● **YOUR INSTRUCTIONS**: Gather the lines below that include the string "name", copying each in full.

● **ROWS**:
--- start ---

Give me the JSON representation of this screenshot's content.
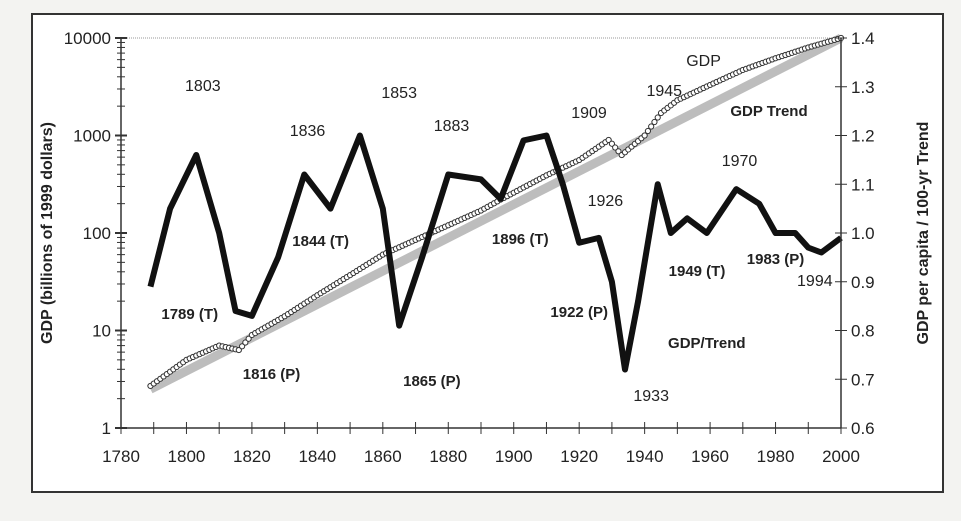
{
  "chart_data": {
    "type": "line",
    "title": "",
    "xlabel": "",
    "ylabel": "GDP (billions of 1999 dollars)",
    "y2label": "GDP per capita / 100-yr Trend",
    "xlim": [
      1780,
      2000
    ],
    "ylim": [
      1,
      10000
    ],
    "yscale": "log",
    "y2lim": [
      0.6,
      1.4
    ],
    "x_ticks": [
      "1780",
      "1800",
      "1820",
      "1840",
      "1860",
      "1880",
      "1900",
      "1920",
      "1940",
      "1960",
      "1980",
      "2000"
    ],
    "y_ticks": [
      "1",
      "10",
      "100",
      "1000",
      "10000"
    ],
    "y2_ticks": [
      "0.6",
      "0.7",
      "0.8",
      "0.9",
      "1.0",
      "1.1",
      "1.2",
      "1.3",
      "1.4"
    ],
    "colors": {
      "gdp": "#333333",
      "trend": "#bdbdbd",
      "ratio": "#111111"
    },
    "series": [
      {
        "name": "GDP",
        "axis": "left",
        "x": [
          1789,
          1800,
          1810,
          1816,
          1820,
          1830,
          1840,
          1850,
          1860,
          1870,
          1880,
          1890,
          1896,
          1910,
          1920,
          1929,
          1933,
          1940,
          1945,
          1950,
          1960,
          1970,
          1980,
          1990,
          2000
        ],
        "y": [
          2.7,
          5,
          7,
          6.3,
          9,
          14,
          23,
          37,
          60,
          85,
          120,
          170,
          220,
          390,
          560,
          900,
          630,
          1000,
          1700,
          2300,
          3300,
          4700,
          6200,
          8000,
          10000
        ]
      },
      {
        "name": "GDP Trend",
        "axis": "left",
        "x": [
          1789,
          2000
        ],
        "y": [
          2.5,
          10000
        ]
      },
      {
        "name": "GDP/Trend",
        "axis": "right",
        "x": [
          1789,
          1795,
          1803,
          1810,
          1815,
          1820,
          1828,
          1836,
          1844,
          1853,
          1860,
          1865,
          1872,
          1880,
          1890,
          1896,
          1903,
          1910,
          1915,
          1920,
          1926,
          1930,
          1934,
          1938,
          1944,
          1948,
          1953,
          1959,
          1968,
          1975,
          1980,
          1986,
          1990,
          1994,
          2000
        ],
        "y": [
          0.89,
          1.05,
          1.16,
          1.0,
          0.84,
          0.83,
          0.95,
          1.12,
          1.05,
          1.2,
          1.05,
          0.81,
          0.95,
          1.12,
          1.11,
          1.07,
          1.19,
          1.2,
          1.1,
          0.98,
          0.99,
          0.9,
          0.72,
          0.86,
          1.1,
          1.0,
          1.03,
          1.0,
          1.09,
          1.06,
          1.0,
          1.0,
          0.97,
          0.96,
          0.99
        ]
      }
    ],
    "annotations": [
      {
        "text": "1803",
        "x": 1805,
        "y": 1.304,
        "bold": false
      },
      {
        "text": "1836",
        "x": 1837,
        "y": 1.211,
        "bold": false
      },
      {
        "text": "1853",
        "x": 1865,
        "y": 1.289,
        "bold": false
      },
      {
        "text": "1883",
        "x": 1881,
        "y": 1.222,
        "bold": false
      },
      {
        "text": "1909",
        "x": 1923,
        "y": 1.248,
        "bold": false
      },
      {
        "text": "1945",
        "x": 1946,
        "y": 1.293,
        "bold": false
      },
      {
        "text": "1970",
        "x": 1969,
        "y": 1.15,
        "bold": false
      },
      {
        "text": "1926",
        "x": 1928,
        "y": 1.068,
        "bold": false
      },
      {
        "text": "GDP",
        "x": 1958,
        "y": 1.355,
        "bold": false
      },
      {
        "text": "GDP Trend",
        "x": 1978,
        "y": 1.252,
        "bold": true,
        "muted": true
      },
      {
        "text": "1844 (T)",
        "x": 1841,
        "y": 0.986,
        "bold": true
      },
      {
        "text": "1896 (T)",
        "x": 1902,
        "y": 0.99,
        "bold": true
      },
      {
        "text": "1789 (T)",
        "x": 1801,
        "y": 0.836,
        "bold": true
      },
      {
        "text": "1922 (P)",
        "x": 1920,
        "y": 0.84,
        "bold": true
      },
      {
        "text": "1816 (P)",
        "x": 1826,
        "y": 0.713,
        "bold": true
      },
      {
        "text": "1865 (P)",
        "x": 1875,
        "y": 0.698,
        "bold": true
      },
      {
        "text": "GDP/Trend",
        "x": 1959,
        "y": 0.776,
        "bold": true
      },
      {
        "text": "1933",
        "x": 1942,
        "y": 0.668,
        "bold": false
      },
      {
        "text": "1949 (T)",
        "x": 1956,
        "y": 0.924,
        "bold": true
      },
      {
        "text": "1983 (P)",
        "x": 1980,
        "y": 0.949,
        "bold": true
      },
      {
        "text": "1994",
        "x": 1992,
        "y": 0.904,
        "bold": false
      }
    ]
  }
}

--- end ---

● **EXERCISE ANSWER**:
        "name": "GDP",
        "name": "GDP Trend",
        "name": "GDP/Trend",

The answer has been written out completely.